# Record extracts:

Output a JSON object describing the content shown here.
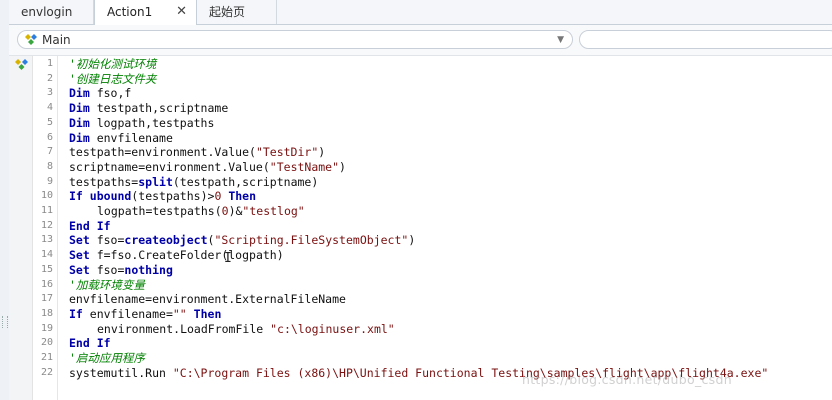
{
  "tabs": [
    {
      "label": "envlogin"
    },
    {
      "label": "Action1",
      "close": "✕"
    },
    {
      "label": "起始页"
    }
  ],
  "combo": {
    "main_label": "Main",
    "arrow": "▼"
  },
  "code_lines": [
    {
      "num": "1",
      "parts": [
        {
          "t": "'初始化测试环境",
          "c": "cm"
        }
      ],
      "indent": 0
    },
    {
      "num": "2",
      "parts": [
        {
          "t": "'创建日志文件夹",
          "c": "cm"
        }
      ],
      "indent": 0
    },
    {
      "num": "3",
      "parts": [
        {
          "t": "Dim",
          "c": "kw"
        },
        {
          "t": " fso,f",
          "c": ""
        }
      ],
      "indent": 0
    },
    {
      "num": "4",
      "parts": [
        {
          "t": "Dim",
          "c": "kw"
        },
        {
          "t": " testpath,scriptname",
          "c": ""
        }
      ],
      "indent": 0
    },
    {
      "num": "5",
      "parts": [
        {
          "t": "Dim",
          "c": "kw"
        },
        {
          "t": " logpath,testpaths",
          "c": ""
        }
      ],
      "indent": 0
    },
    {
      "num": "6",
      "parts": [
        {
          "t": "Dim",
          "c": "kw"
        },
        {
          "t": " envfilename",
          "c": ""
        }
      ],
      "indent": 0
    },
    {
      "num": "7",
      "parts": [
        {
          "t": "testpath=environment.Value(",
          "c": ""
        },
        {
          "t": "\"TestDir\"",
          "c": "str"
        },
        {
          "t": ")",
          "c": ""
        }
      ],
      "indent": 0
    },
    {
      "num": "8",
      "parts": [
        {
          "t": "scriptname=environment.Value(",
          "c": ""
        },
        {
          "t": "\"TestName\"",
          "c": "str"
        },
        {
          "t": ")",
          "c": ""
        }
      ],
      "indent": 0
    },
    {
      "num": "9",
      "parts": [
        {
          "t": "testpaths=",
          "c": ""
        },
        {
          "t": "split",
          "c": "fn"
        },
        {
          "t": "(testpath,scriptname)",
          "c": ""
        }
      ],
      "indent": 0
    },
    {
      "num": "10",
      "parts": [
        {
          "t": "If",
          "c": "kw"
        },
        {
          "t": " ",
          "c": ""
        },
        {
          "t": "ubound",
          "c": "fn"
        },
        {
          "t": "(testpaths)>",
          "c": ""
        },
        {
          "t": "0",
          "c": "num"
        },
        {
          "t": " ",
          "c": ""
        },
        {
          "t": "Then",
          "c": "kw"
        }
      ],
      "indent": 0
    },
    {
      "num": "11",
      "parts": [
        {
          "t": "logpath=testpaths(",
          "c": ""
        },
        {
          "t": "0",
          "c": "num"
        },
        {
          "t": ")&",
          "c": ""
        },
        {
          "t": "\"testlog\"",
          "c": "str"
        }
      ],
      "indent": 1
    },
    {
      "num": "12",
      "parts": [
        {
          "t": "End If",
          "c": "kw"
        }
      ],
      "indent": 0
    },
    {
      "num": "13",
      "parts": [
        {
          "t": "Set",
          "c": "kw"
        },
        {
          "t": " fso=",
          "c": ""
        },
        {
          "t": "createobject",
          "c": "fn"
        },
        {
          "t": "(",
          "c": ""
        },
        {
          "t": "\"Scripting.FileSystemObject\"",
          "c": "str"
        },
        {
          "t": ")",
          "c": ""
        }
      ],
      "indent": 0
    },
    {
      "num": "14",
      "parts": [
        {
          "t": "Set",
          "c": "kw"
        },
        {
          "t": " f=fso.CreateFolder(logpath)",
          "c": ""
        }
      ],
      "indent": 0
    },
    {
      "num": "15",
      "parts": [
        {
          "t": "Set",
          "c": "kw"
        },
        {
          "t": " fso=",
          "c": ""
        },
        {
          "t": "nothing",
          "c": "kw"
        }
      ],
      "indent": 0
    },
    {
      "num": "16",
      "parts": [
        {
          "t": "'加载环境变量",
          "c": "cm"
        }
      ],
      "indent": 0
    },
    {
      "num": "17",
      "parts": [
        {
          "t": "envfilename=environment.ExternalFileName",
          "c": ""
        }
      ],
      "indent": 0
    },
    {
      "num": "18",
      "parts": [
        {
          "t": "If",
          "c": "kw"
        },
        {
          "t": " envfilename=",
          "c": ""
        },
        {
          "t": "\"\"",
          "c": "str"
        },
        {
          "t": " ",
          "c": ""
        },
        {
          "t": "Then",
          "c": "kw"
        }
      ],
      "indent": 0
    },
    {
      "num": "19",
      "parts": [
        {
          "t": "environment.LoadFromFile ",
          "c": ""
        },
        {
          "t": "\"c:\\loginuser.xml\"",
          "c": "str"
        }
      ],
      "indent": 1
    },
    {
      "num": "20",
      "parts": [
        {
          "t": "End If",
          "c": "kw"
        }
      ],
      "indent": 0
    },
    {
      "num": "21",
      "parts": [
        {
          "t": "'启动应用程序",
          "c": "cm"
        }
      ],
      "indent": 0
    },
    {
      "num": "22",
      "parts": [
        {
          "t": "systemutil.Run ",
          "c": ""
        },
        {
          "t": "\"C:\\Program Files (x86)\\HP\\Unified Functional Testing\\samples\\flight\\app\\flight4a.exe\"",
          "c": "str"
        }
      ],
      "indent": 0
    }
  ],
  "watermark": "https://blog.csdn.net/dubo_csdn",
  "icons": {
    "breakpoint": "diamond-icon",
    "combo": "action-icon",
    "close": "close-icon",
    "dropdown": "chevron-down-icon"
  },
  "colors": {
    "keyword": "#0000a8",
    "string": "#7a1010",
    "comment": "#008000"
  }
}
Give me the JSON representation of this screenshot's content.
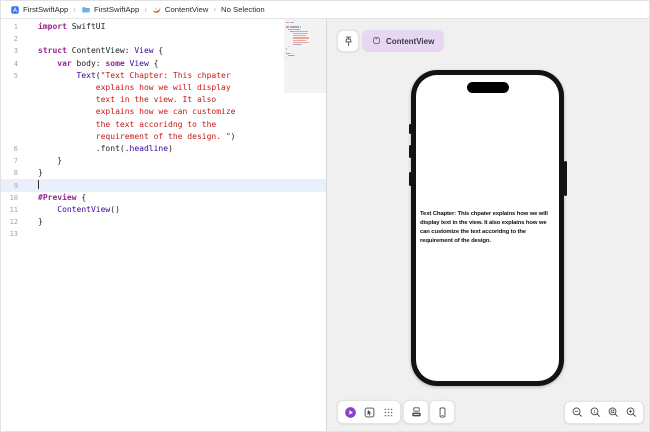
{
  "breadcrumb": {
    "separator": "›",
    "items": [
      {
        "label": "FirstSwiftApp",
        "icon": "app-project-icon"
      },
      {
        "label": "FirstSwiftApp",
        "icon": "folder-icon"
      },
      {
        "label": "ContentView",
        "icon": "swift-file-icon"
      },
      {
        "label": "No Selection",
        "icon": ""
      }
    ]
  },
  "editor": {
    "rows": [
      {
        "num": "1",
        "segments": [
          {
            "t": "import",
            "c": "kw"
          },
          {
            "t": " SwiftUI",
            "c": "pl"
          }
        ]
      },
      {
        "num": "2",
        "segments": []
      },
      {
        "num": "3",
        "segments": [
          {
            "t": "struct",
            "c": "kw"
          },
          {
            "t": " ContentView: ",
            "c": "pl"
          },
          {
            "t": "View",
            "c": "ty"
          },
          {
            "t": " {",
            "c": "pl"
          }
        ]
      },
      {
        "num": "4",
        "segments": [
          {
            "t": "    ",
            "c": "pl"
          },
          {
            "t": "var",
            "c": "kw"
          },
          {
            "t": " body: ",
            "c": "pl"
          },
          {
            "t": "some",
            "c": "kw"
          },
          {
            "t": " ",
            "c": "pl"
          },
          {
            "t": "View",
            "c": "ty"
          },
          {
            "t": " {",
            "c": "pl"
          }
        ]
      },
      {
        "num": "5",
        "segments": [
          {
            "t": "        ",
            "c": "pl"
          },
          {
            "t": "Text",
            "c": "ty"
          },
          {
            "t": "(",
            "c": "pl"
          },
          {
            "t": "\"Text Chapter: This chpater",
            "c": "st"
          }
        ]
      },
      {
        "num": "",
        "segments": [
          {
            "t": "            ",
            "c": "pl"
          },
          {
            "t": "explains how we will display",
            "c": "st"
          }
        ]
      },
      {
        "num": "",
        "segments": [
          {
            "t": "            ",
            "c": "pl"
          },
          {
            "t": "text in the view. It also",
            "c": "st"
          }
        ]
      },
      {
        "num": "",
        "segments": [
          {
            "t": "            ",
            "c": "pl"
          },
          {
            "t": "explains how we can customize",
            "c": "st"
          }
        ]
      },
      {
        "num": "",
        "segments": [
          {
            "t": "            ",
            "c": "pl"
          },
          {
            "t": "the text accoridng to the",
            "c": "st"
          }
        ]
      },
      {
        "num": "",
        "segments": [
          {
            "t": "            ",
            "c": "pl"
          },
          {
            "t": "requirement of the design. \"",
            "c": "st"
          },
          {
            "t": ")",
            "c": "pl"
          }
        ]
      },
      {
        "num": "6",
        "segments": [
          {
            "t": "            .font(",
            "c": "pl"
          },
          {
            "t": ".headline",
            "c": "ty"
          },
          {
            "t": ")",
            "c": "pl"
          }
        ]
      },
      {
        "num": "7",
        "segments": [
          {
            "t": "    }",
            "c": "pl"
          }
        ]
      },
      {
        "num": "8",
        "segments": [
          {
            "t": "}",
            "c": "pl"
          }
        ]
      },
      {
        "num": "9",
        "segments": [],
        "current": true,
        "cursor": true
      },
      {
        "num": "10",
        "segments": [
          {
            "t": "#Preview",
            "c": "mac"
          },
          {
            "t": " {",
            "c": "pl"
          }
        ]
      },
      {
        "num": "11",
        "segments": [
          {
            "t": "    ",
            "c": "pl"
          },
          {
            "t": "ContentView",
            "c": "ty"
          },
          {
            "t": "()",
            "c": "pl"
          }
        ]
      },
      {
        "num": "12",
        "segments": [
          {
            "t": "}",
            "c": "pl"
          }
        ]
      },
      {
        "num": "13",
        "segments": []
      }
    ]
  },
  "canvas": {
    "preview_tab": {
      "label": "ContentView",
      "icon": "app-window-icon"
    },
    "pin_button": {
      "icon": "pin-icon"
    },
    "device_preview": {
      "text": "Text Chapter: This chpater explains how we will\ndisplay text in the view. It also explains how we\ncan customize the text accoridng to the\nrequirement of the design."
    },
    "toolbar_groups": [
      [
        {
          "name": "live-preview",
          "icon": "play-icon"
        },
        {
          "name": "select-mode",
          "icon": "pointer-icon"
        },
        {
          "name": "variants",
          "icon": "grid-icon"
        }
      ],
      [
        {
          "name": "device-settings",
          "icon": "device-settings-icon"
        }
      ],
      [
        {
          "name": "device",
          "icon": "device-icon"
        }
      ]
    ],
    "zoom_controls": [
      {
        "name": "zoom-out",
        "icon": "magnifier-minus-icon"
      },
      {
        "name": "zoom-actual-size",
        "icon": "magnifier-one-icon"
      },
      {
        "name": "zoom-to-fit",
        "icon": "magnifier-fit-icon"
      },
      {
        "name": "zoom-in",
        "icon": "magnifier-plus-icon"
      }
    ]
  },
  "colors": {
    "keyword": "#9b2393",
    "type": "#3900a0",
    "string": "#c41a16",
    "plain": "#1d1d1f",
    "current_line": "#e9effb",
    "pill_background": "#e7d7f3",
    "live_button": "#8b44c9",
    "swift_orange": "#f05138"
  }
}
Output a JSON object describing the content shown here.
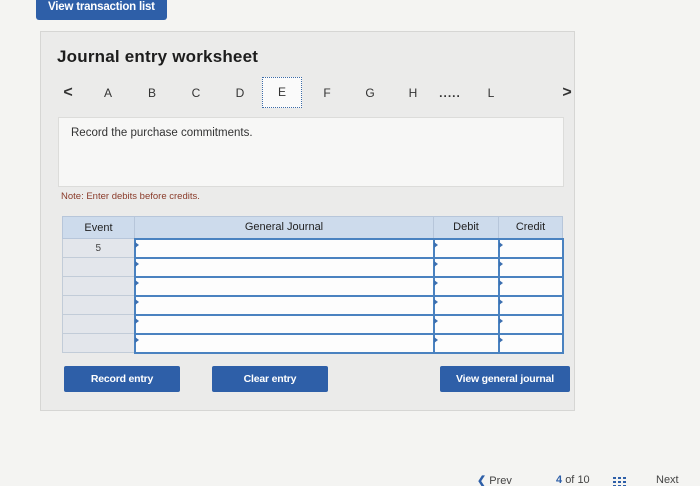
{
  "top_button": {
    "label": "View transaction list"
  },
  "worksheet": {
    "title": "Journal entry worksheet",
    "tabs": {
      "prev": "<",
      "next": ">",
      "letters": [
        "A",
        "B",
        "C",
        "D",
        "E",
        "F",
        "G",
        "H",
        ".....",
        "L"
      ],
      "active": "E"
    },
    "instruction": "Record the purchase commitments.",
    "note": "Note: Enter debits before credits."
  },
  "table": {
    "headers": {
      "event": "Event",
      "journal": "General Journal",
      "debit": "Debit",
      "credit": "Credit"
    },
    "rows": [
      {
        "event": "5",
        "account": "",
        "debit": "",
        "credit": ""
      },
      {
        "event": "",
        "account": "",
        "debit": "",
        "credit": ""
      },
      {
        "event": "",
        "account": "",
        "debit": "",
        "credit": ""
      },
      {
        "event": "",
        "account": "",
        "debit": "",
        "credit": ""
      },
      {
        "event": "",
        "account": "",
        "debit": "",
        "credit": ""
      },
      {
        "event": "",
        "account": "",
        "debit": "",
        "credit": ""
      }
    ]
  },
  "buttons": {
    "record": "Record entry",
    "clear": "Clear entry",
    "view_general": "View general journal"
  },
  "footer": {
    "prev": "Prev",
    "page_current": "4",
    "page_sep": "of",
    "page_total": "10",
    "next": "Next"
  },
  "colors": {
    "accent": "#2e5fa8",
    "header_bg": "#cddbec",
    "input_border": "#4a82c0"
  },
  "icons": {
    "prev": "chevron-left-icon",
    "next": "chevron-right-icon",
    "grid": "grid-icon"
  }
}
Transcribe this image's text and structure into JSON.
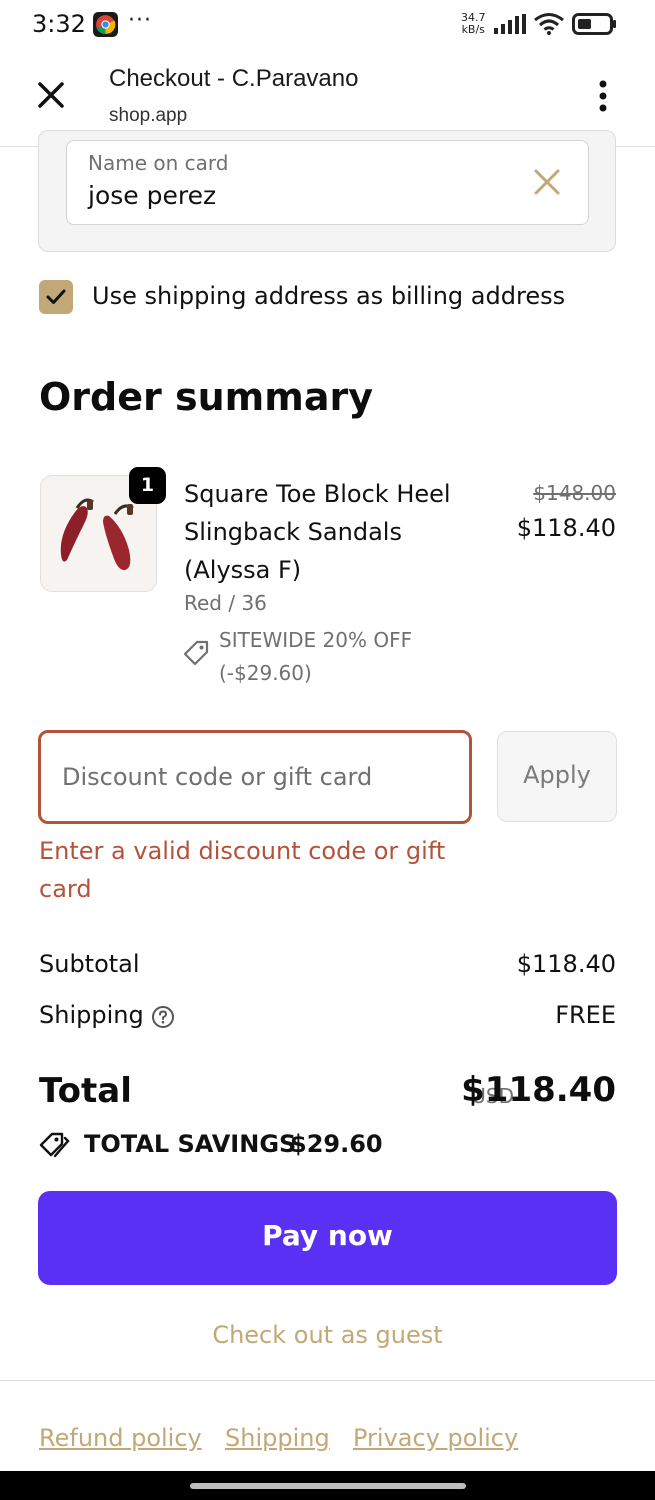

# What you should do:
Locate all lines in the listing above with the word "JSON" and copy them.

# Correct answer:
Output a JSON object describing the content shown here.
Give me the JSON representation of this screenshot's content.
Output a JSON object describing the content shown here.
Transcribe this image's text and structure into JSON.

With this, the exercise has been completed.